# Supplied entries start

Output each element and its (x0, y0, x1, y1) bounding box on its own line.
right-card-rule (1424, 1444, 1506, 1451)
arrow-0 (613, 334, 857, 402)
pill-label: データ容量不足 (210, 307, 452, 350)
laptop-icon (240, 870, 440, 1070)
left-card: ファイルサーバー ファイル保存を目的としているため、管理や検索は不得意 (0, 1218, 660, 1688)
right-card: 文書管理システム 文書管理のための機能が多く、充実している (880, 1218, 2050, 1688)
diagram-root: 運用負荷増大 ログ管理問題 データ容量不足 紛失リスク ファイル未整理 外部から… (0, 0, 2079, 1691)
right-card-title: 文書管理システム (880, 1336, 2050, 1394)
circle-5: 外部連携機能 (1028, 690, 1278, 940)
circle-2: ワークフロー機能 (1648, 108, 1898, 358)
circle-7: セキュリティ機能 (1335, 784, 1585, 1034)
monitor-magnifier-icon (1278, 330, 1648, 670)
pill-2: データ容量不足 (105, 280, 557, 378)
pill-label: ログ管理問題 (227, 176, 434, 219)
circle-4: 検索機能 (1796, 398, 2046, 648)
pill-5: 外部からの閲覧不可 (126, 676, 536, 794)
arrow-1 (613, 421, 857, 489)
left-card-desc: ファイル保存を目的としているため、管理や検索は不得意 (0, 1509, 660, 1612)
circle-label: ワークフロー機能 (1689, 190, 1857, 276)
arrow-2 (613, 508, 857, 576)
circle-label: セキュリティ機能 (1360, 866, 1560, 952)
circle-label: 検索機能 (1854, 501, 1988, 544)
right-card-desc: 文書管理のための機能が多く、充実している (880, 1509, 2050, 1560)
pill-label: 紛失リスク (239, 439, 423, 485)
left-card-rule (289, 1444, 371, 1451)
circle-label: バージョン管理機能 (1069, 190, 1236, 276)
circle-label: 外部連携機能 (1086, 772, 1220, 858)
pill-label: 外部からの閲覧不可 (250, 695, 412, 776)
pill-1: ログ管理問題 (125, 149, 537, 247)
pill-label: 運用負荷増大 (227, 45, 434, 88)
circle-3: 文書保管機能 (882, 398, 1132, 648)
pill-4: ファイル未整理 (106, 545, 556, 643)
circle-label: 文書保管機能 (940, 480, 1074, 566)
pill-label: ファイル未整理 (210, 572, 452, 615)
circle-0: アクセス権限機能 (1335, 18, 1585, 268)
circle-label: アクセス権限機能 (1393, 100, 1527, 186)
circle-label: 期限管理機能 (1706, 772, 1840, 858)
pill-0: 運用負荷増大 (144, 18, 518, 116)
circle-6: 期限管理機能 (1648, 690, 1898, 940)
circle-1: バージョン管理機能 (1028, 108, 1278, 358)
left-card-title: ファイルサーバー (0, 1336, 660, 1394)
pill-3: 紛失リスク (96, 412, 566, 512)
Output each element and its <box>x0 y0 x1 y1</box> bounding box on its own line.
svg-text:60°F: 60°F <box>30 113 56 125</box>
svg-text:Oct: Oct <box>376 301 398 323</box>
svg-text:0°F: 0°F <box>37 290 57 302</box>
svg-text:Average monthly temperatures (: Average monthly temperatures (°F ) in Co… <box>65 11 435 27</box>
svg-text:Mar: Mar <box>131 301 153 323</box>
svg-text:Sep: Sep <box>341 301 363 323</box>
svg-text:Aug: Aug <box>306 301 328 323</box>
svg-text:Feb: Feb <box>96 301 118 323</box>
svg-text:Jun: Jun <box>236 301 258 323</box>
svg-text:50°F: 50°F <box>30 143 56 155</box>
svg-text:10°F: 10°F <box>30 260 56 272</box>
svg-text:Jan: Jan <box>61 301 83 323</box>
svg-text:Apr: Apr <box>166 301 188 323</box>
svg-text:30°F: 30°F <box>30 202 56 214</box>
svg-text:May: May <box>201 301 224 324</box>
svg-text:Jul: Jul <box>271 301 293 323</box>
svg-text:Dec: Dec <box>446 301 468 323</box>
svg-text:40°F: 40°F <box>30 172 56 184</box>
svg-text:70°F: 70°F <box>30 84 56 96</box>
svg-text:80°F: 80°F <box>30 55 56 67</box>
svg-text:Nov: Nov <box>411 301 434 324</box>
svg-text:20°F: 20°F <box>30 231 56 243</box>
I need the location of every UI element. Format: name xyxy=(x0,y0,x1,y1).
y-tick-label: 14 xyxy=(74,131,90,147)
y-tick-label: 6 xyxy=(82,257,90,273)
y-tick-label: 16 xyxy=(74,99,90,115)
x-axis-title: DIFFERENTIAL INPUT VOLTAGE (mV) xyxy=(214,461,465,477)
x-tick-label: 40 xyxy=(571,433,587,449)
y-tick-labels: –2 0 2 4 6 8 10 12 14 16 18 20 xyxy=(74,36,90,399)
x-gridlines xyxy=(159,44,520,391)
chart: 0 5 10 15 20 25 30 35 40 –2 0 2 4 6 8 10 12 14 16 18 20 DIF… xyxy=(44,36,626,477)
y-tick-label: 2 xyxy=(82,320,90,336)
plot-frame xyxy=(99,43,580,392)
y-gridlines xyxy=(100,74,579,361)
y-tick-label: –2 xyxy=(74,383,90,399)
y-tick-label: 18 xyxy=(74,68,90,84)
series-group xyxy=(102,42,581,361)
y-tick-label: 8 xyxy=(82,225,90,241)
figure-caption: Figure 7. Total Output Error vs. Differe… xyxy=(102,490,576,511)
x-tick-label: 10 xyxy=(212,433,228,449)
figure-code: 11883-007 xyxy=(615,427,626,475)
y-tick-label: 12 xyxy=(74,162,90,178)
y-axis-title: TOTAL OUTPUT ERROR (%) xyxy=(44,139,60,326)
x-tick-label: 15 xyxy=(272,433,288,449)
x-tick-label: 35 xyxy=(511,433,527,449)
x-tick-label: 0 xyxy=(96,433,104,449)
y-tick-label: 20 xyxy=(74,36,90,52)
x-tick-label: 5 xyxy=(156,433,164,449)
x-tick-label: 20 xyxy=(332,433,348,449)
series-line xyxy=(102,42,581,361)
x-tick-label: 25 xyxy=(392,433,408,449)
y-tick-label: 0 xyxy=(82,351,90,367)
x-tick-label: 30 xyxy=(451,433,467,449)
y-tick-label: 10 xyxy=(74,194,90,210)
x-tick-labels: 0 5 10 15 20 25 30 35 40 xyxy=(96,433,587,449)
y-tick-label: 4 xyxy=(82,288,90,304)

# Supplied entries end

Count the lines in the items above that contain the string "arrow", with case counting, and give only the number.

3